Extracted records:

════════════════════

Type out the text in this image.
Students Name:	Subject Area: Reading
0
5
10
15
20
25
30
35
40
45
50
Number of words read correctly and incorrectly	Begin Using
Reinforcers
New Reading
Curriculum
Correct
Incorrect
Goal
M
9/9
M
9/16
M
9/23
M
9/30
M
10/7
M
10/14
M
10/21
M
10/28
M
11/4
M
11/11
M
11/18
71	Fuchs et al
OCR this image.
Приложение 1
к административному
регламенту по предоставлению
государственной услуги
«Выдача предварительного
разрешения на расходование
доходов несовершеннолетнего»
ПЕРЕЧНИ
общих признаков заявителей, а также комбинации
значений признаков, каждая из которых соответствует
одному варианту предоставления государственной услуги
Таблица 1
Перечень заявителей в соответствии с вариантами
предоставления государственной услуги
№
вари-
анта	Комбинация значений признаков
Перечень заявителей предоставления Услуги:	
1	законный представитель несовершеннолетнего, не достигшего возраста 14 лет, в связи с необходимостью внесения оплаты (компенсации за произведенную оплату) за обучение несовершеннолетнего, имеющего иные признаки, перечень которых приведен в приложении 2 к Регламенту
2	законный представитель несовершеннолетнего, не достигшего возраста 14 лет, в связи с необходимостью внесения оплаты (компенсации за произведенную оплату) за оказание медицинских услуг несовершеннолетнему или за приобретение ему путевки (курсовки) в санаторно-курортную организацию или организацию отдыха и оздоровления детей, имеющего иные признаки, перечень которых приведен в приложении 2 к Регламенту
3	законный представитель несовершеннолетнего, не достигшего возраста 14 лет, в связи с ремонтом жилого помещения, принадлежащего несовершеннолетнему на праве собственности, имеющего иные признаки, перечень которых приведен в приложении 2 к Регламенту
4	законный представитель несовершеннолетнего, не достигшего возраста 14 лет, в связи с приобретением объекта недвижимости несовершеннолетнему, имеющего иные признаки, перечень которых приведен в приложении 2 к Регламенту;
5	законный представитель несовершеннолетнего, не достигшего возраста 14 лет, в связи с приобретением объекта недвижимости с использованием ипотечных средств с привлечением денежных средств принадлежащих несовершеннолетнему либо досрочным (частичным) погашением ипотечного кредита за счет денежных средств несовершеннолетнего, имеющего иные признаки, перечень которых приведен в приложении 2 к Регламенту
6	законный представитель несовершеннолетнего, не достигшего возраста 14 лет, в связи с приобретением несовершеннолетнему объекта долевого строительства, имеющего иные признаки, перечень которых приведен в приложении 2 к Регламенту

════════════════════

_REQUEST:_ Each line in the entries above that includes the string "возраста" should be extracted.

_COMPLETE RESPONSE:_
1	законный представитель несовершеннолетнего, не достигшего возраста 14 лет, в связи с необходимостью внесения оплаты (компенсации за произведенную оплату) за обучение несовершеннолетнего, имеющего иные признаки, перечень которых приведен в приложении 2 к Регламенту
2	законный представитель несовершеннолетнего, не достигшего возраста 14 лет, в связи с необходимостью внесения оплаты (компенсации за произведенную оплату) за оказание медицинских услуг несовершеннолетнему или за приобретение ему путевки (курсовки) в санаторно-курортную организацию или организацию отдыха и оздоровления детей, имеющего иные признаки, перечень которых приведен в приложении 2 к Регламенту
3	законный представитель несовершеннолетнего, не достигшего возраста 14 лет, в связи с ремонтом жилого помещения, принадлежащего несовершеннолетнему на праве собственности, имеющего иные признаки, перечень которых приведен в приложении 2 к Регламенту
4	законный представитель несовершеннолетнего, не достигшего возраста 14 лет, в связи с приобретением объекта недвижимости несовершеннолетнему, имеющего иные признаки, перечень которых приведен в приложении 2 к Регламенту;
5	законный представитель несовершеннолетнего, не достигшего возраста 14 лет, в связи с приобретением объекта недвижимости с использованием ипотечных средств с привлечением денежных средств принадлежащих несовершеннолетнему либо досрочным (частичным) погашением ипотечного кредита за счет денежных средств несовершеннолетнего, имеющего иные признаки, перечень которых приведен в приложении 2 к Регламенту
6	законный представитель несовершеннолетнего, не достигшего возраста 14 лет, в связи с приобретением несовершеннолетнему объекта долевого строительства, имеющего иные признаки, перечень которых приведен в приложении 2 к Регламенту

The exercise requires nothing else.